__Required task__
Set out each line of the rows below as a numbered list, skipping any blank lines.

• • • •

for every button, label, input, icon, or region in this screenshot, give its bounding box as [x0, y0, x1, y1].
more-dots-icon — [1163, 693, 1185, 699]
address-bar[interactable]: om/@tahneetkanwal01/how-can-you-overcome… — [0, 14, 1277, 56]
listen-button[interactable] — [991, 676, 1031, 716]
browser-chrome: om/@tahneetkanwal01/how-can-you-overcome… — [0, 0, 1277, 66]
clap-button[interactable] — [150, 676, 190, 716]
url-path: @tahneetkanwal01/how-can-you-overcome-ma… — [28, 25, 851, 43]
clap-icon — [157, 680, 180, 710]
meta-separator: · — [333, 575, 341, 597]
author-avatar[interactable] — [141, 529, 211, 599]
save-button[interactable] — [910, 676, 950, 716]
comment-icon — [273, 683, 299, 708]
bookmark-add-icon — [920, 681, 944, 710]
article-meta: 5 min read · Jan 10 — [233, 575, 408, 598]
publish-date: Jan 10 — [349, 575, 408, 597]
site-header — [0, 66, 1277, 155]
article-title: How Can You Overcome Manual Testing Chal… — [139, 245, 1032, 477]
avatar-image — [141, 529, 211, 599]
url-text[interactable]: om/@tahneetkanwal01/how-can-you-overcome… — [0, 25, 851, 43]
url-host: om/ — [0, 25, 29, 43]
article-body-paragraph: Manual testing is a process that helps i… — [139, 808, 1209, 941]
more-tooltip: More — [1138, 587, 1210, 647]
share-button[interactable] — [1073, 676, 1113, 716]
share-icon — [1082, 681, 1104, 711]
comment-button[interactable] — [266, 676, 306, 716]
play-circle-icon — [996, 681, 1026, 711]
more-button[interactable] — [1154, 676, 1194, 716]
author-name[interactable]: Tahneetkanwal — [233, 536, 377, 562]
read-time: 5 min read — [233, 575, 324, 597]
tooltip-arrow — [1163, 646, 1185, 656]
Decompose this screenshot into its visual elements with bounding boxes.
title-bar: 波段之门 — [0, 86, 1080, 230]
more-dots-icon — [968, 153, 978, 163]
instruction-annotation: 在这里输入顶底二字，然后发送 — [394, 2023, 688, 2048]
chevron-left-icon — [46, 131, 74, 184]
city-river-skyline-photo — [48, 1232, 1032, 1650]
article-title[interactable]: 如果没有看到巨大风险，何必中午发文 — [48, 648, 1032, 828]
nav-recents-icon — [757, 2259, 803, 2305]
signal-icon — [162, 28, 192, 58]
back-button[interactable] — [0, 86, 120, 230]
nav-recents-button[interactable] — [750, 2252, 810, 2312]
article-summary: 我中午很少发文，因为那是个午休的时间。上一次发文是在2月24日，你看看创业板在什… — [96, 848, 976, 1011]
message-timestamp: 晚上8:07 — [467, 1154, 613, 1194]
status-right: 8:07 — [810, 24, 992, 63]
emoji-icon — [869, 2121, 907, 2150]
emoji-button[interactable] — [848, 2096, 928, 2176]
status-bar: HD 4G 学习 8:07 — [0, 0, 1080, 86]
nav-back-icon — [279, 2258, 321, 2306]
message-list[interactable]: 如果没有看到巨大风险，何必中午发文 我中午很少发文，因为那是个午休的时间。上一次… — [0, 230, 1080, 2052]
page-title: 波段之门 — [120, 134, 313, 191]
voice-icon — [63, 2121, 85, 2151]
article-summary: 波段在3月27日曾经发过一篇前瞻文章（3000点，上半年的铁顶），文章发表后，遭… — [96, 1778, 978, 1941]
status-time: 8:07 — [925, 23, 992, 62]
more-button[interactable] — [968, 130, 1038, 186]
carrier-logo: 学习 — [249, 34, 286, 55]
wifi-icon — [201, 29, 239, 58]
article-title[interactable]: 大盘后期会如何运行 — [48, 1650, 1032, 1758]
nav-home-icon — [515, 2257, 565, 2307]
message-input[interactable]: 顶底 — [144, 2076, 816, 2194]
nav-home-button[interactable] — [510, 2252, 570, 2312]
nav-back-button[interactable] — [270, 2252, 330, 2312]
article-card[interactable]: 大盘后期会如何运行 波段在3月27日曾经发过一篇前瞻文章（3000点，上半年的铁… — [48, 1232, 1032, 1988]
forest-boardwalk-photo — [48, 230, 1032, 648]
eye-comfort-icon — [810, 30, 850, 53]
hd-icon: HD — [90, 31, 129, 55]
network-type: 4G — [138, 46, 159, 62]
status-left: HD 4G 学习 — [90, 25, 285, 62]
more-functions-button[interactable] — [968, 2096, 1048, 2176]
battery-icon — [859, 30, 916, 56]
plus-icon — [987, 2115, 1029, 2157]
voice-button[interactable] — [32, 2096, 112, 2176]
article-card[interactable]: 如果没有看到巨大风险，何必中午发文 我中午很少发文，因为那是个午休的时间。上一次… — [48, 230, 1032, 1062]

• • • •

__Answer to this problem__
1. for every button, label, input, icon, or region in this screenshot, give its bounding box as [x0, y0, x1, y1].
2. more-dots-icon — [1163, 693, 1185, 699]
3. address-bar[interactable]: om/@tahneetkanwal01/how-can-you-overcome… — [0, 14, 1277, 56]
4. listen-button[interactable] — [991, 676, 1031, 716]
5. browser-chrome: om/@tahneetkanwal01/how-can-you-overcome… — [0, 0, 1277, 66]
6. clap-button[interactable] — [150, 676, 190, 716]
7. url-path: @tahneetkanwal01/how-can-you-overcome-ma… — [28, 25, 851, 43]
8. clap-icon — [157, 680, 180, 710]
9. meta-separator: · — [333, 575, 341, 597]
10. author-avatar[interactable] — [141, 529, 211, 599]
11. save-button[interactable] — [910, 676, 950, 716]
12. comment-icon — [273, 683, 299, 708]
13. bookmark-add-icon — [920, 681, 944, 710]
14. article-meta: 5 min read · Jan 10 — [233, 575, 408, 598]
15. publish-date: Jan 10 — [349, 575, 408, 597]
16. site-header — [0, 66, 1277, 155]
17. article-title: How Can You Overcome Manual Testing Chal… — [139, 245, 1032, 477]
18. avatar-image — [141, 529, 211, 599]
19. url-text[interactable]: om/@tahneetkanwal01/how-can-you-overcome… — [0, 25, 851, 43]
20. url-host: om/ — [0, 25, 29, 43]
21. article-body-paragraph: Manual testing is a process that helps i… — [139, 808, 1209, 941]
22. more-tooltip: More — [1138, 587, 1210, 647]
23. share-button[interactable] — [1073, 676, 1113, 716]
24. share-icon — [1082, 681, 1104, 711]
25. comment-button[interactable] — [266, 676, 306, 716]
26. play-circle-icon — [996, 681, 1026, 711]
27. more-button[interactable] — [1154, 676, 1194, 716]
28. author-name[interactable]: Tahneetkanwal — [233, 536, 377, 562]
29. read-time: 5 min read — [233, 575, 324, 597]
30. tooltip-arrow — [1163, 646, 1185, 656]
31. Decompose this screenshot into its visual elements with bounding boxes.
32. title-bar: 波段之门 — [0, 86, 1080, 230]
33. more-dots-icon — [968, 153, 978, 163]
34. instruction-annotation: 在这里输入顶底二字，然后发送 — [394, 2023, 688, 2048]
35. chevron-left-icon — [46, 131, 74, 184]
36. city-river-skyline-photo — [48, 1232, 1032, 1650]
37. article-title[interactable]: 如果没有看到巨大风险，何必中午发文 — [48, 648, 1032, 828]
38. nav-recents-icon — [757, 2259, 803, 2305]
39. signal-icon — [162, 28, 192, 58]
40. back-button[interactable] — [0, 86, 120, 230]
41. nav-recents-button[interactable] — [750, 2252, 810, 2312]
42. article-summary: 我中午很少发文，因为那是个午休的时间。上一次发文是在2月24日，你看看创业板在什… — [96, 848, 976, 1011]
43. message-timestamp: 晚上8:07 — [467, 1154, 613, 1194]
44. status-right: 8:07 — [810, 24, 992, 63]
45. emoji-icon — [869, 2121, 907, 2150]
46. emoji-button[interactable] — [848, 2096, 928, 2176]
47. status-bar: HD 4G 学习 8:07 — [0, 0, 1080, 86]
48. nav-back-icon — [279, 2258, 321, 2306]
49. message-list[interactable]: 如果没有看到巨大风险，何必中午发文 我中午很少发文，因为那是个午休的时间。上一次… — [0, 230, 1080, 2052]
50. page-title: 波段之门 — [120, 134, 313, 191]
51. voice-icon — [63, 2121, 85, 2151]
52. article-summary: 波段在3月27日曾经发过一篇前瞻文章（3000点，上半年的铁顶），文章发表后，遭… — [96, 1778, 978, 1941]
53. status-time: 8:07 — [925, 23, 992, 62]
54. more-button[interactable] — [968, 130, 1038, 186]
55. carrier-logo: 学习 — [249, 34, 286, 55]
56. wifi-icon — [201, 29, 239, 58]
57. article-title[interactable]: 大盘后期会如何运行 — [48, 1650, 1032, 1758]
58. nav-home-icon — [515, 2257, 565, 2307]
59. message-input[interactable]: 顶底 — [144, 2076, 816, 2194]
60. nav-home-button[interactable] — [510, 2252, 570, 2312]
61. nav-back-button[interactable] — [270, 2252, 330, 2312]
62. article-card[interactable]: 大盘后期会如何运行 波段在3月27日曾经发过一篇前瞻文章（3000点，上半年的铁… — [48, 1232, 1032, 1988]
63. forest-boardwalk-photo — [48, 230, 1032, 648]
64. eye-comfort-icon — [810, 30, 850, 53]
65. hd-icon: HD — [90, 31, 129, 55]
66. network-type: 4G — [138, 46, 159, 62]
67. status-left: HD 4G 学习 — [90, 25, 285, 62]
68. more-functions-button[interactable] — [968, 2096, 1048, 2176]
69. battery-icon — [859, 30, 916, 56]
70. plus-icon — [987, 2115, 1029, 2157]
71. voice-button[interactable] — [32, 2096, 112, 2176]
72. article-card[interactable]: 如果没有看到巨大风险，何必中午发文 我中午很少发文，因为那是个午休的时间。上一次… — [48, 230, 1032, 1062]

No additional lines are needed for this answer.